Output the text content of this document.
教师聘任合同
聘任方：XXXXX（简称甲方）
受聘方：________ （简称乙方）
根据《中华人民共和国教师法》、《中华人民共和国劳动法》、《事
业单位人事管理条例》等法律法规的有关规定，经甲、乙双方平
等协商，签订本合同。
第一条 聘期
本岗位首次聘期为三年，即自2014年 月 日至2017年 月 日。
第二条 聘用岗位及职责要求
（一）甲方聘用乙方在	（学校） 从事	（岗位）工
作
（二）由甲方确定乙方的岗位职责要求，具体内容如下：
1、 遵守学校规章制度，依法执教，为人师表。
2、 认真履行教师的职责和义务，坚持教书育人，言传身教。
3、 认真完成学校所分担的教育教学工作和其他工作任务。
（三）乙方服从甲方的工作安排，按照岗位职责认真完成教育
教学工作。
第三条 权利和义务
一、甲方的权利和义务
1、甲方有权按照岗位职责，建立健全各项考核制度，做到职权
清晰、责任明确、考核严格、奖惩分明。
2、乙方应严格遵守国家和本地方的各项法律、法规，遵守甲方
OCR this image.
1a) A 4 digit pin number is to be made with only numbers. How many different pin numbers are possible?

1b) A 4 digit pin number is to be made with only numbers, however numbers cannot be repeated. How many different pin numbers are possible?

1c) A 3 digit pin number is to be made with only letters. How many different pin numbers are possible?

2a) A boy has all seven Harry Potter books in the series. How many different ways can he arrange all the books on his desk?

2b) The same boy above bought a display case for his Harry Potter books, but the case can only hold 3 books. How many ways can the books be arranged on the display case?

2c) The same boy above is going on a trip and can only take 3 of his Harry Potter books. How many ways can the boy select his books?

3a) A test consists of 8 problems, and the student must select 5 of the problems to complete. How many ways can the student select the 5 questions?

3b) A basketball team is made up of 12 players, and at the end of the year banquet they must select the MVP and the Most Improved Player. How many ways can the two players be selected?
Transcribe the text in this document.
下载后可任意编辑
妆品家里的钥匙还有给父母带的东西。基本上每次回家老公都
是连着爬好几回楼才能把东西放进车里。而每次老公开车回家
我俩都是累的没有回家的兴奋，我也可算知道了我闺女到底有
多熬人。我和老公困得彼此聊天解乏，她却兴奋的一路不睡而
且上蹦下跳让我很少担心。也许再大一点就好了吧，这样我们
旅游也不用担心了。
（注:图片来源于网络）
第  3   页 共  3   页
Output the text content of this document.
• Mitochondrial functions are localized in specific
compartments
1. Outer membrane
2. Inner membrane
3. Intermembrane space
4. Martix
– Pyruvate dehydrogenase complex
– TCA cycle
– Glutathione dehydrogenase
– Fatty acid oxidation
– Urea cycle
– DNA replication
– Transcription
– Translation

-.-.-

Aim
Copy out each line of the listing that holds "many".

Expected answer
1a) A 4 digit pin number is to be made with only numbers. How many different pin numbers are possible?
1b) A 4 digit pin number is to be made with only numbers, however numbers cannot be repeated. How many different pin numbers are possible?
1c) A 3 digit pin number is to be made with only letters. How many different pin numbers are possible?
2a) A boy has all seven Harry Potter books in the series. How many different ways can he arrange all the books on his desk?
2b) The same boy above bought a display case for his Harry Potter books, but the case can only hold 3 books. How many ways can the books be arranged on the display case?
2c) The same boy above is going on a trip and can only take 3 of his Harry Potter books. How many ways can the boy select his books?
3a) A test consists of 8 problems, and the student must select 5 of the problems to complete. How many ways can the student select the 5 questions?
3b) A basketball team is made up of 12 players, and at the end of the year banquet they must select the MVP and the Most Improved Player. How many ways can the two players be selected?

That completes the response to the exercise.